* **Your objective**
Quote the records in full and leave their pictures out.

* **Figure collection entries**
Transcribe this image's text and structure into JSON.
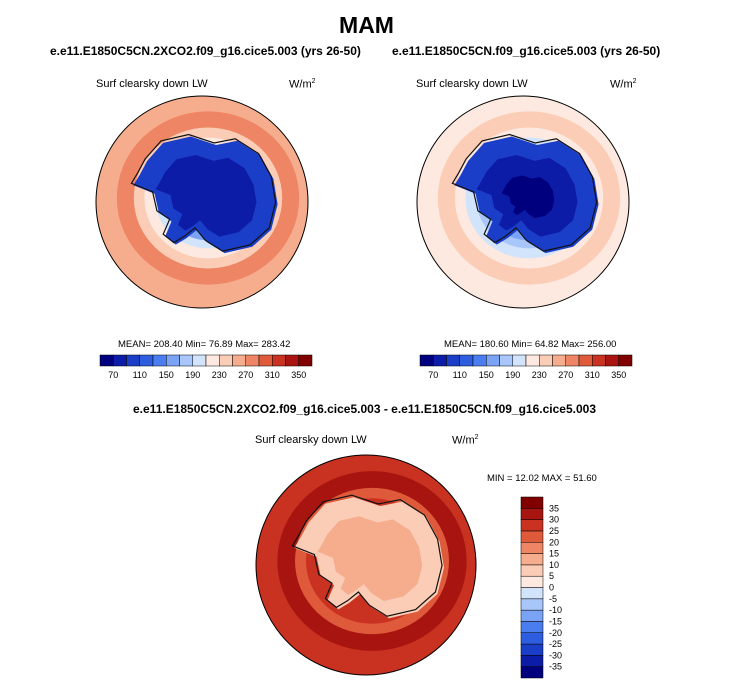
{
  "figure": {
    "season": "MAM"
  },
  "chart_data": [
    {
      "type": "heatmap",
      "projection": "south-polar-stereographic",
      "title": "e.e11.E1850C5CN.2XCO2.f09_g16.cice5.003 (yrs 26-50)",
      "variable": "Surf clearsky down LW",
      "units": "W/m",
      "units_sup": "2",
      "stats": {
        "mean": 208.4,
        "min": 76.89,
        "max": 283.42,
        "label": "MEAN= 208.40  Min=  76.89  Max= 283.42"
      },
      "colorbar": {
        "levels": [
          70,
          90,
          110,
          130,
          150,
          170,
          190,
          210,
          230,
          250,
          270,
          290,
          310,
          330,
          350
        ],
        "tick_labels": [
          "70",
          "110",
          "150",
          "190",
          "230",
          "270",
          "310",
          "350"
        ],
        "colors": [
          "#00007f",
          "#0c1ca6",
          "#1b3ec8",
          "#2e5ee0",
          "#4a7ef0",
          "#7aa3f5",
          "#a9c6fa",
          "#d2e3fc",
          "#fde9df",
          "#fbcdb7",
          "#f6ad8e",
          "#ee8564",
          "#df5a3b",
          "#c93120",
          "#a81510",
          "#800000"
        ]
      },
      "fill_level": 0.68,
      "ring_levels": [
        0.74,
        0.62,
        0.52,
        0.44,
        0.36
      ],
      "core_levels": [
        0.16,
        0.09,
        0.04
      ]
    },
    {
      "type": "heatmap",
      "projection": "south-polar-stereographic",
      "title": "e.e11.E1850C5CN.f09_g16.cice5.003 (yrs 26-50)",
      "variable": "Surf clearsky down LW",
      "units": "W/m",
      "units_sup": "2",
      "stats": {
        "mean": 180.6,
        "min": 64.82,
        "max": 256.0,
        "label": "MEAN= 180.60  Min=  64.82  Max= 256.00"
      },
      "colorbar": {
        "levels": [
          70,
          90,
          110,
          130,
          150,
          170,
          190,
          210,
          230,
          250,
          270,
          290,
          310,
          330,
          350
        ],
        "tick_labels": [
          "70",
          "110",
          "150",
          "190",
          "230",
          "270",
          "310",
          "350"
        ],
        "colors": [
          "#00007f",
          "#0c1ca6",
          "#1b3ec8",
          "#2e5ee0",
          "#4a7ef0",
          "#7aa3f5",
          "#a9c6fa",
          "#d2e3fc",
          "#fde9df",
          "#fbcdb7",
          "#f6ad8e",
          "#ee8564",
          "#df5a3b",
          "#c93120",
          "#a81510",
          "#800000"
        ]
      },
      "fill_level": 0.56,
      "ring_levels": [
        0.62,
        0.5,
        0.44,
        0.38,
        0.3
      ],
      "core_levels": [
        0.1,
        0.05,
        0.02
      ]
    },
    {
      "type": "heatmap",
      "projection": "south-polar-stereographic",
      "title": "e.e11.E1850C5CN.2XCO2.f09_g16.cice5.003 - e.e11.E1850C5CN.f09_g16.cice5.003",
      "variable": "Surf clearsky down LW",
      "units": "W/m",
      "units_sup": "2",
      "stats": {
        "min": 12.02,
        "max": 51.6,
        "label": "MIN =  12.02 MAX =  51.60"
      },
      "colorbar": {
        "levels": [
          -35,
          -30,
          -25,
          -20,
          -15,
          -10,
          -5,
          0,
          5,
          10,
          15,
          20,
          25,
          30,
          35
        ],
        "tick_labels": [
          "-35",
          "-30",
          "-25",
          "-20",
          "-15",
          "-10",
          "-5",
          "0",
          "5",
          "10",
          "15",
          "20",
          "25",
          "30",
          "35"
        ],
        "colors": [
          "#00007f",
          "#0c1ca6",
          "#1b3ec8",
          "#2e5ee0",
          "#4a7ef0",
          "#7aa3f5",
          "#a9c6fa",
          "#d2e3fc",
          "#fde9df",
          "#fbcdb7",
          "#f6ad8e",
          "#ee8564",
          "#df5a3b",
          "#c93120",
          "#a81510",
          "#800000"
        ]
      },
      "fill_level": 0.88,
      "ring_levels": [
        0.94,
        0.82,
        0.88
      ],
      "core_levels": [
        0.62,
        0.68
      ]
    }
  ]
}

* **Answer to the problem**
Transcribe this image's text and structure into JSON.
{
  "figure": {
    "season": "MAM"
  },
  "chart_data": [
    {
      "type": "heatmap",
      "projection": "south-polar-stereographic",
      "title": "e.e11.E1850C5CN.2XCO2.f09_g16.cice5.003 (yrs 26-50)",
      "variable": "Surf clearsky down LW",
      "units": "W/m",
      "units_sup": "2",
      "stats": {
        "mean": 208.4,
        "min": 76.89,
        "max": 283.42,
        "label": "MEAN= 208.40  Min=  76.89  Max= 283.42"
      },
      "colorbar": {
        "levels": [
          70,
          90,
          110,
          130,
          150,
          170,
          190,
          210,
          230,
          250,
          270,
          290,
          310,
          330,
          350
        ],
        "tick_labels": [
          "70",
          "110",
          "150",
          "190",
          "230",
          "270",
          "310",
          "350"
        ],
        "colors": [
          "#00007f",
          "#0c1ca6",
          "#1b3ec8",
          "#2e5ee0",
          "#4a7ef0",
          "#7aa3f5",
          "#a9c6fa",
          "#d2e3fc",
          "#fde9df",
          "#fbcdb7",
          "#f6ad8e",
          "#ee8564",
          "#df5a3b",
          "#c93120",
          "#a81510",
          "#800000"
        ]
      },
      "fill_level": 0.68,
      "ring_levels": [
        0.74,
        0.62,
        0.52,
        0.44,
        0.36
      ],
      "core_levels": [
        0.16,
        0.09,
        0.04
      ]
    },
    {
      "type": "heatmap",
      "projection": "south-polar-stereographic",
      "title": "e.e11.E1850C5CN.f09_g16.cice5.003 (yrs 26-50)",
      "variable": "Surf clearsky down LW",
      "units": "W/m",
      "units_sup": "2",
      "stats": {
        "mean": 180.6,
        "min": 64.82,
        "max": 256.0,
        "label": "MEAN= 180.60  Min=  64.82  Max= 256.00"
      },
      "colorbar": {
        "levels": [
          70,
          90,
          110,
          130,
          150,
          170,
          190,
          210,
          230,
          250,
          270,
          290,
          310,
          330,
          350
        ],
        "tick_labels": [
          "70",
          "110",
          "150",
          "190",
          "230",
          "270",
          "310",
          "350"
        ],
        "colors": [
          "#00007f",
          "#0c1ca6",
          "#1b3ec8",
          "#2e5ee0",
          "#4a7ef0",
          "#7aa3f5",
          "#a9c6fa",
          "#d2e3fc",
          "#fde9df",
          "#fbcdb7",
          "#f6ad8e",
          "#ee8564",
          "#df5a3b",
          "#c93120",
          "#a81510",
          "#800000"
        ]
      },
      "fill_level": 0.56,
      "ring_levels": [
        0.62,
        0.5,
        0.44,
        0.38,
        0.3
      ],
      "core_levels": [
        0.1,
        0.05,
        0.02
      ]
    },
    {
      "type": "heatmap",
      "projection": "south-polar-stereographic",
      "title": "e.e11.E1850C5CN.2XCO2.f09_g16.cice5.003 - e.e11.E1850C5CN.f09_g16.cice5.003",
      "variable": "Surf clearsky down LW",
      "units": "W/m",
      "units_sup": "2",
      "stats": {
        "min": 12.02,
        "max": 51.6,
        "label": "MIN =  12.02 MAX =  51.60"
      },
      "colorbar": {
        "levels": [
          -35,
          -30,
          -25,
          -20,
          -15,
          -10,
          -5,
          0,
          5,
          10,
          15,
          20,
          25,
          30,
          35
        ],
        "tick_labels": [
          "-35",
          "-30",
          "-25",
          "-20",
          "-15",
          "-10",
          "-5",
          "0",
          "5",
          "10",
          "15",
          "20",
          "25",
          "30",
          "35"
        ],
        "colors": [
          "#00007f",
          "#0c1ca6",
          "#1b3ec8",
          "#2e5ee0",
          "#4a7ef0",
          "#7aa3f5",
          "#a9c6fa",
          "#d2e3fc",
          "#fde9df",
          "#fbcdb7",
          "#f6ad8e",
          "#ee8564",
          "#df5a3b",
          "#c93120",
          "#a81510",
          "#800000"
        ]
      },
      "fill_level": 0.88,
      "ring_levels": [
        0.94,
        0.82,
        0.88
      ],
      "core_levels": [
        0.62,
        0.68
      ]
    }
  ]
}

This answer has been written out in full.